**** SELECTED EXCERPT

Set up streaming ETL pipelines

In this tutorial, you will learn how to create an Amazon Kinesis Data Analytics for Apache Flink application with Amazon Kinesis Data Streams as a source and a Amazon S3 bucket as a sink.
 
Random data is ingested using Amazon Kinesis Data Generator. The Apache Flink application code performs a word count on the streaming random data using a tumbling window of 5 minutes. The generated word count is then stored in the specified Amazon S3 bucket. Amazon Athena is used to query data generated in the Amazon S3 bucket to validate the end results.

In this tutorial you will learn how to:

  • Create an Amazon Kinesis Data Stream
  • Set up an Amazon Kinesis Data Generator
  • Send sample data to a Kinesis Data Stream
  • Create an Amazon S3 bucket
  • Download code for a Kinesis Data Analytics application
  • Modify application code
  • Compile application code
  • Upload Apache Flink Streaming Java code to S3
  • Create, configure, and launch a Kinesis Data Analytics application
  • Verify results
  • Clean up resources
About this Tutorial
Time 1 hour                                        
Cost Less than $17 (assuming all services
 are running for two hours)
Use Case Internet of Things, Analytics
Products Amazon KDG, Amazon Kinesis Data Analytics
Audience Developers
Level Intermediate
Last Updated November 16, 2021

Step 1: Create an Amazon Kinesis Data Stream

In this step, you will create a Kinesis Data Stream with one shard.

1.1 — Open the Amazon Kinesis services console and choose the Region where you want to create the Kinesis Data Stream resource.

Amazon Kinesis Services console

1.2 — In the Getting Started section, choose Kinesis Data Streams, and select Create data stream.

********

WRITTEN TASK:
In the streaming ETL tutorial, what kind of window does the Apache Flink application use for its word count, and how long is it?

**** EXTRACTED RECORDS

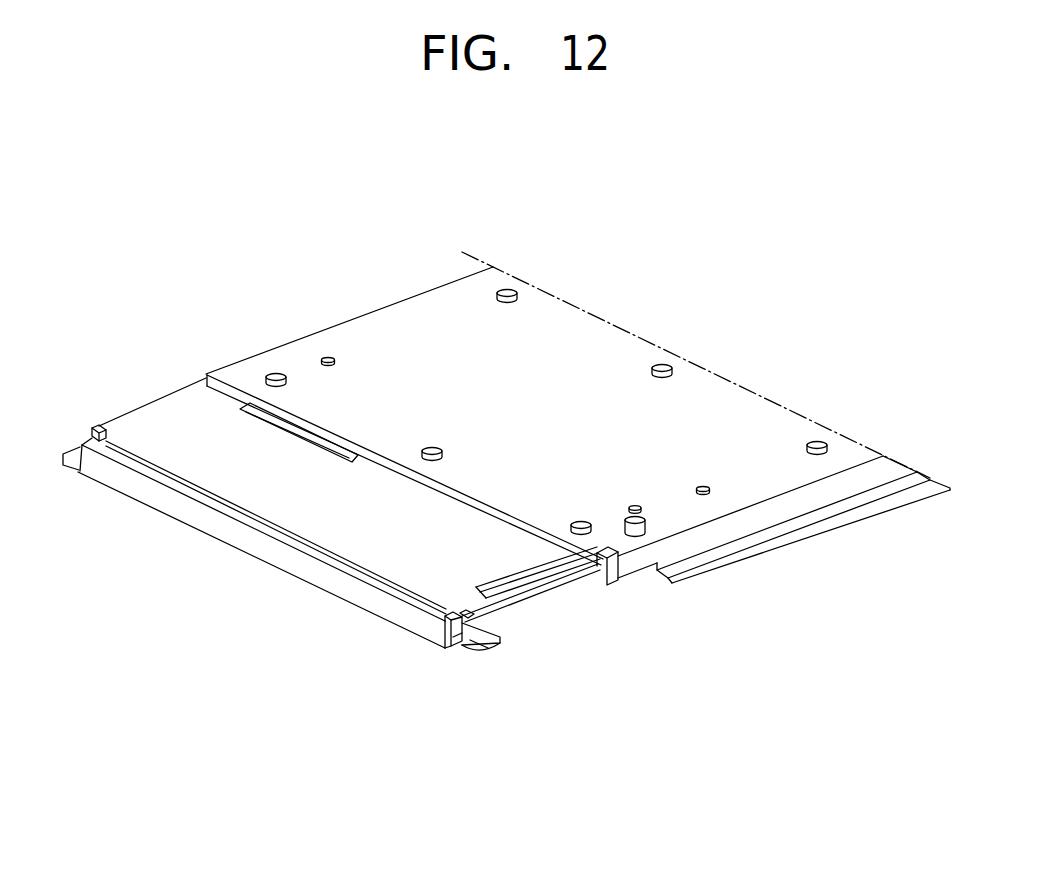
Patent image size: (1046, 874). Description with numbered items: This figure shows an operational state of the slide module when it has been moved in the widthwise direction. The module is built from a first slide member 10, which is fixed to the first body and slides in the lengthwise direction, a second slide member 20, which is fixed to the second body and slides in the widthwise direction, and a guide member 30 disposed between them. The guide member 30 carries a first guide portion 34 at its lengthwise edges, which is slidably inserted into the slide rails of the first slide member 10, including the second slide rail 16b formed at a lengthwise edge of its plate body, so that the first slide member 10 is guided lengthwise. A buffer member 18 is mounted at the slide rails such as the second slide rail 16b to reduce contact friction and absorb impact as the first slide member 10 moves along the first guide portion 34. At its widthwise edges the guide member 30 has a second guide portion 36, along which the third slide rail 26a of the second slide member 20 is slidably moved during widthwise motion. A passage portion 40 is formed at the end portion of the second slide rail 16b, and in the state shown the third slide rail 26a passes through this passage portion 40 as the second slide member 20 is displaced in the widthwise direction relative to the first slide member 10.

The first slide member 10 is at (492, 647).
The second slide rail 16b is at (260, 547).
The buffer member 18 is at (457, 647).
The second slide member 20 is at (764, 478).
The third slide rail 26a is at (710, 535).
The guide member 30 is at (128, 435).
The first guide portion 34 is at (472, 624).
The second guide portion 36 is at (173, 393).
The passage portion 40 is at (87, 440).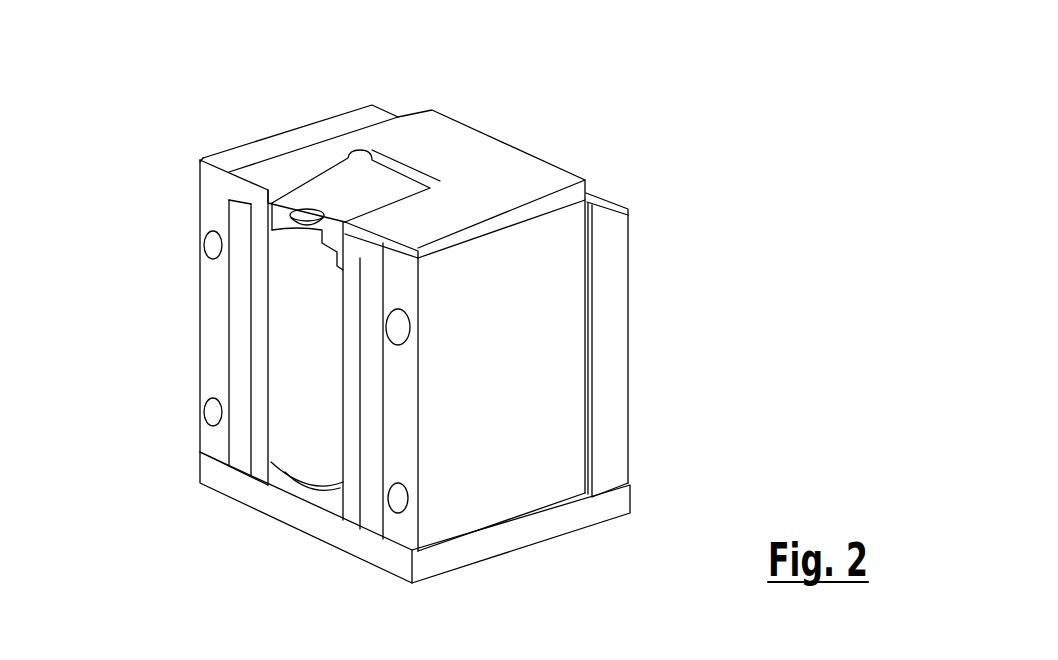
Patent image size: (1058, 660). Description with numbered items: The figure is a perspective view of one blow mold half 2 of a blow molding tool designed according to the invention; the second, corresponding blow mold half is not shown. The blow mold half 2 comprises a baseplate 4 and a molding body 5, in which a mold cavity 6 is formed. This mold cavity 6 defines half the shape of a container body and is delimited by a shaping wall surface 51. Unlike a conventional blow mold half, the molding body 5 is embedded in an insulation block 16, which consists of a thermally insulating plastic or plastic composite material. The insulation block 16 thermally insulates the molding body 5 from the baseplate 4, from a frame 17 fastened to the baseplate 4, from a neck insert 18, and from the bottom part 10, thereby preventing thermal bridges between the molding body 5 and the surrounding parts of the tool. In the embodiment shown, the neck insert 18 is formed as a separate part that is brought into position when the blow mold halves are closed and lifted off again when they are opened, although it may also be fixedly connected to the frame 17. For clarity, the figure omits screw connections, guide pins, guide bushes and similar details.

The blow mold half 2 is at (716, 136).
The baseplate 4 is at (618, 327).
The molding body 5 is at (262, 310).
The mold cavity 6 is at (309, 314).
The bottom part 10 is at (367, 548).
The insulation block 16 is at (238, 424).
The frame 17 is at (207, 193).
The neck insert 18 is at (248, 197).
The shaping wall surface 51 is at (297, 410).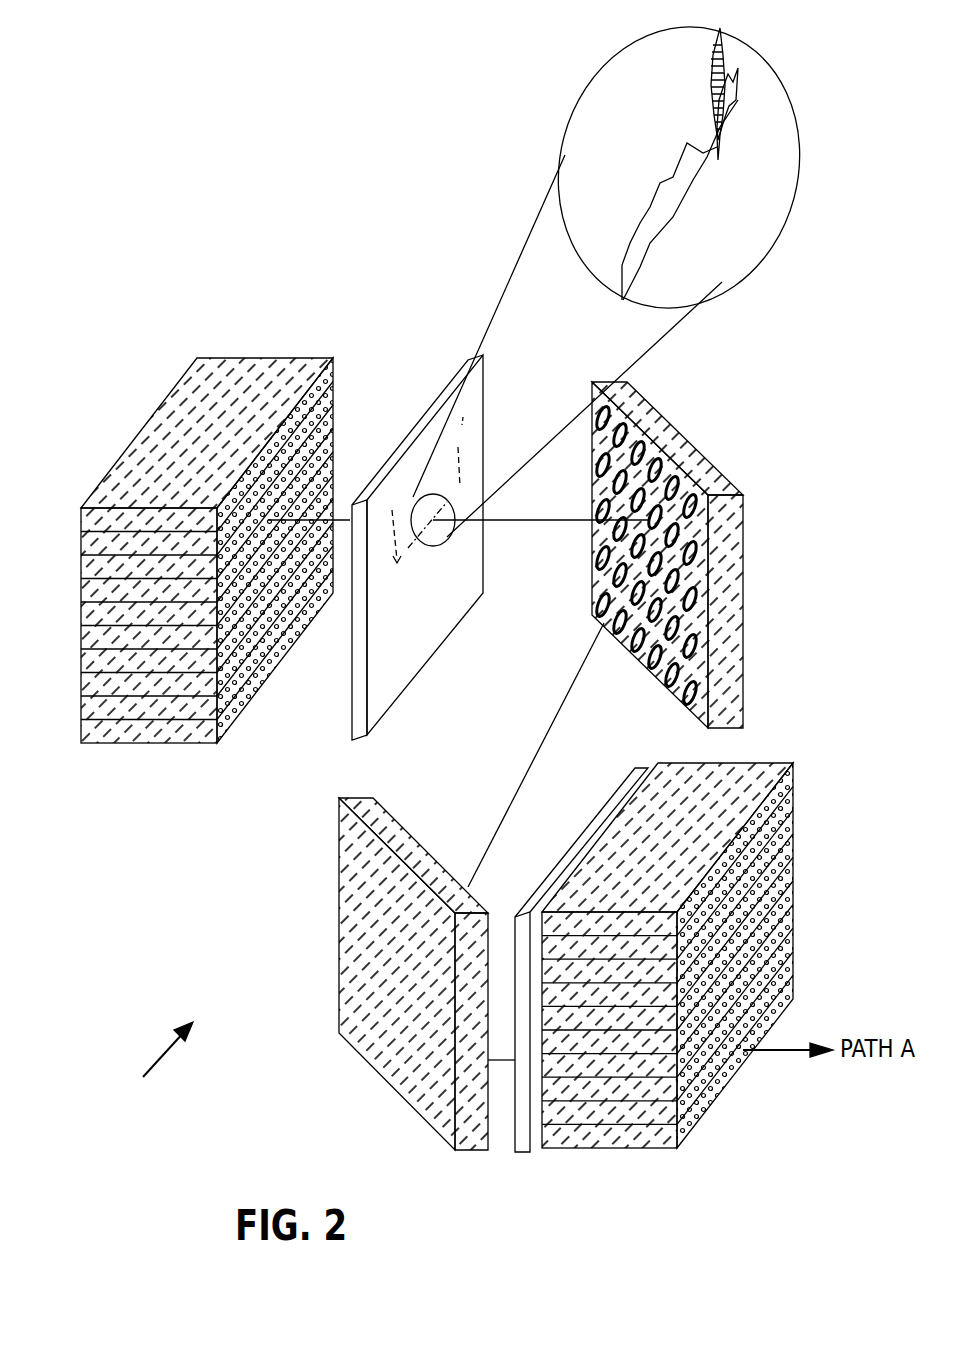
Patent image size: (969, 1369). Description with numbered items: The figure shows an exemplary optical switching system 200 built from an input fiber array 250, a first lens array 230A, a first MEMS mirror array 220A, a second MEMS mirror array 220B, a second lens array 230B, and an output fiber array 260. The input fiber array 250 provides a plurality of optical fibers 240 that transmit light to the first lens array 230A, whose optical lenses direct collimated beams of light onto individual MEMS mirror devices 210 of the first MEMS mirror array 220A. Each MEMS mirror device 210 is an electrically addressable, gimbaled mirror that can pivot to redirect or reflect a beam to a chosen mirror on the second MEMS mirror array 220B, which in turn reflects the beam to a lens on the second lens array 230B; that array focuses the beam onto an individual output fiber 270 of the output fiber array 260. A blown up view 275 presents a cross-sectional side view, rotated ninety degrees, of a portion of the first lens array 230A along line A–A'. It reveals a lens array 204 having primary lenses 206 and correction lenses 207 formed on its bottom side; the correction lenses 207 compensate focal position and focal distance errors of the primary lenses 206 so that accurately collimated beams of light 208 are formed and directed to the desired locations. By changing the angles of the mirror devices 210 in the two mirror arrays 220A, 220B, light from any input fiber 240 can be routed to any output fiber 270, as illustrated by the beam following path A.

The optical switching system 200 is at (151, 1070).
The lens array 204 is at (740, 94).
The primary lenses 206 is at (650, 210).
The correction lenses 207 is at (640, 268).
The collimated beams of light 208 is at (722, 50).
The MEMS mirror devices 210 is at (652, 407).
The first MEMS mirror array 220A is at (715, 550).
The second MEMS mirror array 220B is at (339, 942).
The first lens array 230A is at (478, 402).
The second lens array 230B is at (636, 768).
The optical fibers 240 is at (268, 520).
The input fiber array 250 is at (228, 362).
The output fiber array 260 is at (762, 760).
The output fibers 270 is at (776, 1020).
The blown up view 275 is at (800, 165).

********

RESULT FOR THIS TASK:
A tumbling window of 5 minutes.